What you have to do:
The records below are to be repeated in full, exactly as they are.

Material for this task:
──────

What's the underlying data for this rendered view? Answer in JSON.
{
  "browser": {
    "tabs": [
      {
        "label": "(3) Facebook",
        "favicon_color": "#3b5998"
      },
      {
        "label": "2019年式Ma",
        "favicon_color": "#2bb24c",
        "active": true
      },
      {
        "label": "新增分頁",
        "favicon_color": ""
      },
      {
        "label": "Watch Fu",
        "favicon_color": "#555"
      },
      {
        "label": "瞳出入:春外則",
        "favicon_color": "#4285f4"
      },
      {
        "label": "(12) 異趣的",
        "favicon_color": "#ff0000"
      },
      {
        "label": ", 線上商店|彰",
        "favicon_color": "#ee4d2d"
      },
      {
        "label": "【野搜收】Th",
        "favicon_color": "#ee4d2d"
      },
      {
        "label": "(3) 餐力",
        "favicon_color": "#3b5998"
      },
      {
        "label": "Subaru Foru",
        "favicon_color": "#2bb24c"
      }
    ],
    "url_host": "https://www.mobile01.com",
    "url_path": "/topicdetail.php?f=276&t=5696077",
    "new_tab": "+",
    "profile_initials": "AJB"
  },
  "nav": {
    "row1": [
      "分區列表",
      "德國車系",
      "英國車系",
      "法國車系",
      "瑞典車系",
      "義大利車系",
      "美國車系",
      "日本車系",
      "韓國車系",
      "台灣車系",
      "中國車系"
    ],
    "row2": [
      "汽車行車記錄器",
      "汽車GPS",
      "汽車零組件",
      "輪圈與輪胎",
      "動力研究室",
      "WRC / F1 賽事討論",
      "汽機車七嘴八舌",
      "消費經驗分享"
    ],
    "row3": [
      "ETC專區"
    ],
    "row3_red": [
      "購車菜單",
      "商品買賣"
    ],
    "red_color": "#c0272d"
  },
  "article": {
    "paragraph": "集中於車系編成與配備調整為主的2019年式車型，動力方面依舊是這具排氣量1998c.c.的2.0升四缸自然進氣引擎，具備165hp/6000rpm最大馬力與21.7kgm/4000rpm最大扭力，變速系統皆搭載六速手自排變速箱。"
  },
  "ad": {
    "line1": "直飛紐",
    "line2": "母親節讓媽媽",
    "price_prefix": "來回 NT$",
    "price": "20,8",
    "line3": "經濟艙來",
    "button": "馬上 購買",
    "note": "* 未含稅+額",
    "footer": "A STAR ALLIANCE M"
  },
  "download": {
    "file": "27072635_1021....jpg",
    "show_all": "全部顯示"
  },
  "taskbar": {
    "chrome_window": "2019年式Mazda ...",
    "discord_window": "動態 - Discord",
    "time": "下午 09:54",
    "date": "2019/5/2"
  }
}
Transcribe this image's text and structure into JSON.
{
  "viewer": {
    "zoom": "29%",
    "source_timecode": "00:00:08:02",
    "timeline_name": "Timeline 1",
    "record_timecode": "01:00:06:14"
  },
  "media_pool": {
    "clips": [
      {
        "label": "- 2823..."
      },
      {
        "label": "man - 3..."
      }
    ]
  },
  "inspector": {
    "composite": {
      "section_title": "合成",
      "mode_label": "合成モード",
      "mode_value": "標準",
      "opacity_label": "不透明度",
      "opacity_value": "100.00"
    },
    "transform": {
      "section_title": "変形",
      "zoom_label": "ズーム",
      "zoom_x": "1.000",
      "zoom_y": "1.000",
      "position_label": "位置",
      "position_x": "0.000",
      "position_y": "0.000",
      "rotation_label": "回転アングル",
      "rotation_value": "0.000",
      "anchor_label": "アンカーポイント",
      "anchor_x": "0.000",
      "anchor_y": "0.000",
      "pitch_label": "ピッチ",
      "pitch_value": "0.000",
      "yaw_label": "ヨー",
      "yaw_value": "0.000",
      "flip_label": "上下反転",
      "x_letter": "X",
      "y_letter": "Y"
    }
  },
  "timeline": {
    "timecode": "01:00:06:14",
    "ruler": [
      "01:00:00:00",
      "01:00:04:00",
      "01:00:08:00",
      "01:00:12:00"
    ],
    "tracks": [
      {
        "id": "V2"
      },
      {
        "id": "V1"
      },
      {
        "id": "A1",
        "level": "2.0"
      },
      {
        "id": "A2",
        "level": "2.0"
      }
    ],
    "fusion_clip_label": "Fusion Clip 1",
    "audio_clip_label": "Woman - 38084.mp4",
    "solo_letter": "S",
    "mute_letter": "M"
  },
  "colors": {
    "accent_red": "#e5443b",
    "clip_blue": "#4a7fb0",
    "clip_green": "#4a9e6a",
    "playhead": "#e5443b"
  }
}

──────

Final result:
What's the underlying data for this rendered view? Answer in JSON.
{
  "browser": {
    "tabs": [
      {
        "label": "(3) Facebook",
        "favicon_color": "#3b5998"
      },
      {
        "label": "2019年式Ma",
        "favicon_color": "#2bb24c",
        "active": true
      },
      {
        "label": "新增分頁",
        "favicon_color": ""
      },
      {
        "label": "Watch Fu",
        "favicon_color": "#555"
      },
      {
        "label": "瞳出入:春外則",
        "favicon_color": "#4285f4"
      },
      {
        "label": "(12) 異趣的",
        "favicon_color": "#ff0000"
      },
      {
        "label": ", 線上商店|彰",
        "favicon_color": "#ee4d2d"
      },
      {
        "label": "【野搜收】Th",
        "favicon_color": "#ee4d2d"
      },
      {
        "label": "(3) 餐力",
        "favicon_color": "#3b5998"
      },
      {
        "label": "Subaru Foru",
        "favicon_color": "#2bb24c"
      }
    ],
    "url_host": "https://www.mobile01.com",
    "url_path": "/topicdetail.php?f=276&t=5696077",
    "new_tab": "+",
    "profile_initials": "AJB"
  },
  "nav": {
    "row1": [
      "分區列表",
      "德國車系",
      "英國車系",
      "法國車系",
      "瑞典車系",
      "義大利車系",
      "美國車系",
      "日本車系",
      "韓國車系",
      "台灣車系",
      "中國車系"
    ],
    "row2": [
      "汽車行車記錄器",
      "汽車GPS",
      "汽車零組件",
      "輪圈與輪胎",
      "動力研究室",
      "WRC / F1 賽事討論",
      "汽機車七嘴八舌",
      "消費經驗分享"
    ],
    "row3": [
      "ETC專區"
    ],
    "row3_red": [
      "購車菜單",
      "商品買賣"
    ],
    "red_color": "#c0272d"
  },
  "article": {
    "paragraph": "集中於車系編成與配備調整為主的2019年式車型，動力方面依舊是這具排氣量1998c.c.的2.0升四缸自然進氣引擎，具備165hp/6000rpm最大馬力與21.7kgm/4000rpm最大扭力，變速系統皆搭載六速手自排變速箱。"
  },
  "ad": {
    "line1": "直飛紐",
    "line2": "母親節讓媽媽",
    "price_prefix": "來回 NT$",
    "price": "20,8",
    "line3": "經濟艙來",
    "button": "馬上 購買",
    "note": "* 未含稅+額",
    "footer": "A STAR ALLIANCE M"
  },
  "download": {
    "file": "27072635_1021....jpg",
    "show_all": "全部顯示"
  },
  "taskbar": {
    "chrome_window": "2019年式Mazda ...",
    "discord_window": "動態 - Discord",
    "time": "下午 09:54",
    "date": "2019/5/2"
  }
}
Transcribe this image's text and structure into JSON.
{
  "viewer": {
    "zoom": "29%",
    "source_timecode": "00:00:08:02",
    "timeline_name": "Timeline 1",
    "record_timecode": "01:00:06:14"
  },
  "media_pool": {
    "clips": [
      {
        "label": "- 2823..."
      },
      {
        "label": "man - 3..."
      }
    ]
  },
  "inspector": {
    "composite": {
      "section_title": "合成",
      "mode_label": "合成モード",
      "mode_value": "標準",
      "opacity_label": "不透明度",
      "opacity_value": "100.00"
    },
    "transform": {
      "section_title": "変形",
      "zoom_label": "ズーム",
      "zoom_x": "1.000",
      "zoom_y": "1.000",
      "position_label": "位置",
      "position_x": "0.000",
      "position_y": "0.000",
      "rotation_label": "回転アングル",
      "rotation_value": "0.000",
      "anchor_label": "アンカーポイント",
      "anchor_x": "0.000",
      "anchor_y": "0.000",
      "pitch_label": "ピッチ",
      "pitch_value": "0.000",
      "yaw_label": "ヨー",
      "yaw_value": "0.000",
      "flip_label": "上下反転",
      "x_letter": "X",
      "y_letter": "Y"
    }
  },
  "timeline": {
    "timecode": "01:00:06:14",
    "ruler": [
      "01:00:00:00",
      "01:00:04:00",
      "01:00:08:00",
      "01:00:12:00"
    ],
    "tracks": [
      {
        "id": "V2"
      },
      {
        "id": "V1"
      },
      {
        "id": "A1",
        "level": "2.0"
      },
      {
        "id": "A2",
        "level": "2.0"
      }
    ],
    "fusion_clip_label": "Fusion Clip 1",
    "audio_clip_label": "Woman - 38084.mp4",
    "solo_letter": "S",
    "mute_letter": "M"
  },
  "colors": {
    "accent_red": "#e5443b",
    "clip_blue": "#4a7fb0",
    "clip_green": "#4a9e6a",
    "playhead": "#e5443b"
  }
}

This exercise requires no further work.